* [Required work]: Write out all of the lines below, exactly and completely.

* [Records to use]:
BEGIN

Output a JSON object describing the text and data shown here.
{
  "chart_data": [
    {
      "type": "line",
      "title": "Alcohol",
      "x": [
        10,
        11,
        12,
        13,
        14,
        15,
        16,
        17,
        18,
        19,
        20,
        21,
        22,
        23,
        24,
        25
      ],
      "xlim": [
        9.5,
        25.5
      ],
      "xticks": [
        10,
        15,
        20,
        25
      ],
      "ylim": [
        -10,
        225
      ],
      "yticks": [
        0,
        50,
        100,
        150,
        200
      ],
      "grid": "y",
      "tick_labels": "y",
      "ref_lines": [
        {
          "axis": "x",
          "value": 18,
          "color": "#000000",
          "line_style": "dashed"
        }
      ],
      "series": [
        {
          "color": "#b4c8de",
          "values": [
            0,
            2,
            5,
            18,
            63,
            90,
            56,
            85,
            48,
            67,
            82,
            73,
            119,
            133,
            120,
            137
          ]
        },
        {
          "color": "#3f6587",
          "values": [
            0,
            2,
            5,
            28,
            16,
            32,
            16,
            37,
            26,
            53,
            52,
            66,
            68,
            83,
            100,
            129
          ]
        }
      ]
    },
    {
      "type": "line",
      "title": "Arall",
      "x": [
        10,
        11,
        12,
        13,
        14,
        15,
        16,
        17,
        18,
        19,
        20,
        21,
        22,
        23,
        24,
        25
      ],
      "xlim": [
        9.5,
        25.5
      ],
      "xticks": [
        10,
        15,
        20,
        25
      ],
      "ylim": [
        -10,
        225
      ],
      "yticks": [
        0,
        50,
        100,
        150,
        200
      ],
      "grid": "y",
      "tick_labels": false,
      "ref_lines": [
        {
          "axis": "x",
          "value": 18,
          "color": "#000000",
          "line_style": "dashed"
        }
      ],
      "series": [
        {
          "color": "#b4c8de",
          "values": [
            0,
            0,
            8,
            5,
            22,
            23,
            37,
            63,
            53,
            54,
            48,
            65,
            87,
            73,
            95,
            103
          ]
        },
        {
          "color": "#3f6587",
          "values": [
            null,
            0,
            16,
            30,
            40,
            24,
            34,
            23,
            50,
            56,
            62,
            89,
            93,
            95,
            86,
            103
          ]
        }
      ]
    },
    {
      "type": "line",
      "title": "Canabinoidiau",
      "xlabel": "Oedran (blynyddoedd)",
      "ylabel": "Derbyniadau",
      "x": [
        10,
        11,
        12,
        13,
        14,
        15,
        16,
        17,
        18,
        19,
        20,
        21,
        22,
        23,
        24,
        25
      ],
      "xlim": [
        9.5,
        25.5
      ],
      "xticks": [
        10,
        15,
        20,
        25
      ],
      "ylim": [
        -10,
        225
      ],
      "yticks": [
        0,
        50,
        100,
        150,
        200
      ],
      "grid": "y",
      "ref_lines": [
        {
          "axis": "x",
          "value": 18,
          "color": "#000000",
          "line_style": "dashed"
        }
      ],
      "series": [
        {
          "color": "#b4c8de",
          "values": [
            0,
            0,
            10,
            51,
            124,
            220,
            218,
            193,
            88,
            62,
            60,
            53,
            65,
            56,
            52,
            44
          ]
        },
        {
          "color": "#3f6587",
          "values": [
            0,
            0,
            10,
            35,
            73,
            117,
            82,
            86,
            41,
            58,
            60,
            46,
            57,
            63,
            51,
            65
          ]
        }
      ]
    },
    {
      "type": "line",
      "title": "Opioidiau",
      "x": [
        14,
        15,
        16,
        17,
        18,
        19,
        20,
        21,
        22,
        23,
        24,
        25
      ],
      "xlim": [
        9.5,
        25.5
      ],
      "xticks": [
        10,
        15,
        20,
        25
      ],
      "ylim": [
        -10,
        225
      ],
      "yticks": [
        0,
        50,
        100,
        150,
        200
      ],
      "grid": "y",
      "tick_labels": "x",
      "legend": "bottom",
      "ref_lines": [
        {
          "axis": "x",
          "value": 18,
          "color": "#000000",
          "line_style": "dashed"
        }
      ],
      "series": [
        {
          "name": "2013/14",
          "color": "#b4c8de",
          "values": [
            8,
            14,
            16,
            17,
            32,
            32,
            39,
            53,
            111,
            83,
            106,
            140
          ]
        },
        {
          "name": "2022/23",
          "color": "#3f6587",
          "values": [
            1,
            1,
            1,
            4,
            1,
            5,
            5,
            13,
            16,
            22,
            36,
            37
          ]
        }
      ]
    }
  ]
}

END

* [Answer for the task]:
Output a JSON object describing the text and data shown here.
{
  "chart_data": [
    {
      "type": "line",
      "title": "Alcohol",
      "x": [
        10,
        11,
        12,
        13,
        14,
        15,
        16,
        17,
        18,
        19,
        20,
        21,
        22,
        23,
        24,
        25
      ],
      "xlim": [
        9.5,
        25.5
      ],
      "xticks": [
        10,
        15,
        20,
        25
      ],
      "ylim": [
        -10,
        225
      ],
      "yticks": [
        0,
        50,
        100,
        150,
        200
      ],
      "grid": "y",
      "tick_labels": "y",
      "ref_lines": [
        {
          "axis": "x",
          "value": 18,
          "color": "#000000",
          "line_style": "dashed"
        }
      ],
      "series": [
        {
          "color": "#b4c8de",
          "values": [
            0,
            2,
            5,
            18,
            63,
            90,
            56,
            85,
            48,
            67,
            82,
            73,
            119,
            133,
            120,
            137
          ]
        },
        {
          "color": "#3f6587",
          "values": [
            0,
            2,
            5,
            28,
            16,
            32,
            16,
            37,
            26,
            53,
            52,
            66,
            68,
            83,
            100,
            129
          ]
        }
      ]
    },
    {
      "type": "line",
      "title": "Arall",
      "x": [
        10,
        11,
        12,
        13,
        14,
        15,
        16,
        17,
        18,
        19,
        20,
        21,
        22,
        23,
        24,
        25
      ],
      "xlim": [
        9.5,
        25.5
      ],
      "xticks": [
        10,
        15,
        20,
        25
      ],
      "ylim": [
        -10,
        225
      ],
      "yticks": [
        0,
        50,
        100,
        150,
        200
      ],
      "grid": "y",
      "tick_labels": false,
      "ref_lines": [
        {
          "axis": "x",
          "value": 18,
          "color": "#000000",
          "line_style": "dashed"
        }
      ],
      "series": [
        {
          "color": "#b4c8de",
          "values": [
            0,
            0,
            8,
            5,
            22,
            23,
            37,
            63,
            53,
            54,
            48,
            65,
            87,
            73,
            95,
            103
          ]
        },
        {
          "color": "#3f6587",
          "values": [
            null,
            0,
            16,
            30,
            40,
            24,
            34,
            23,
            50,
            56,
            62,
            89,
            93,
            95,
            86,
            103
          ]
        }
      ]
    },
    {
      "type": "line",
      "title": "Canabinoidiau",
      "xlabel": "Oedran (blynyddoedd)",
      "ylabel": "Derbyniadau",
      "x": [
        10,
        11,
        12,
        13,
        14,
        15,
        16,
        17,
        18,
        19,
        20,
        21,
        22,
        23,
        24,
        25
      ],
      "xlim": [
        9.5,
        25.5
      ],
      "xticks": [
        10,
        15,
        20,
        25
      ],
      "ylim": [
        -10,
        225
      ],
      "yticks": [
        0,
        50,
        100,
        150,
        200
      ],
      "grid": "y",
      "ref_lines": [
        {
          "axis": "x",
          "value": 18,
          "color": "#000000",
          "line_style": "dashed"
        }
      ],
      "series": [
        {
          "color": "#b4c8de",
          "values": [
            0,
            0,
            10,
            51,
            124,
            220,
            218,
            193,
            88,
            62,
            60,
            53,
            65,
            56,
            52,
            44
          ]
        },
        {
          "color": "#3f6587",
          "values": [
            0,
            0,
            10,
            35,
            73,
            117,
            82,
            86,
            41,
            58,
            60,
            46,
            57,
            63,
            51,
            65
          ]
        }
      ]
    },
    {
      "type": "line",
      "title": "Opioidiau",
      "x": [
        14,
        15,
        16,
        17,
        18,
        19,
        20,
        21,
        22,
        23,
        24,
        25
      ],
      "xlim": [
        9.5,
        25.5
      ],
      "xticks": [
        10,
        15,
        20,
        25
      ],
      "ylim": [
        -10,
        225
      ],
      "yticks": [
        0,
        50,
        100,
        150,
        200
      ],
      "grid": "y",
      "tick_labels": "x",
      "legend": "bottom",
      "ref_lines": [
        {
          "axis": "x",
          "value": 18,
          "color": "#000000",
          "line_style": "dashed"
        }
      ],
      "series": [
        {
          "name": "2013/14",
          "color": "#b4c8de",
          "values": [
            8,
            14,
            16,
            17,
            32,
            32,
            39,
            53,
            111,
            83,
            106,
            140
          ]
        },
        {
          "name": "2022/23",
          "color": "#3f6587",
          "values": [
            1,
            1,
            1,
            4,
            1,
            5,
            5,
            13,
            16,
            22,
            36,
            37
          ]
        }
      ]
    }
  ]
}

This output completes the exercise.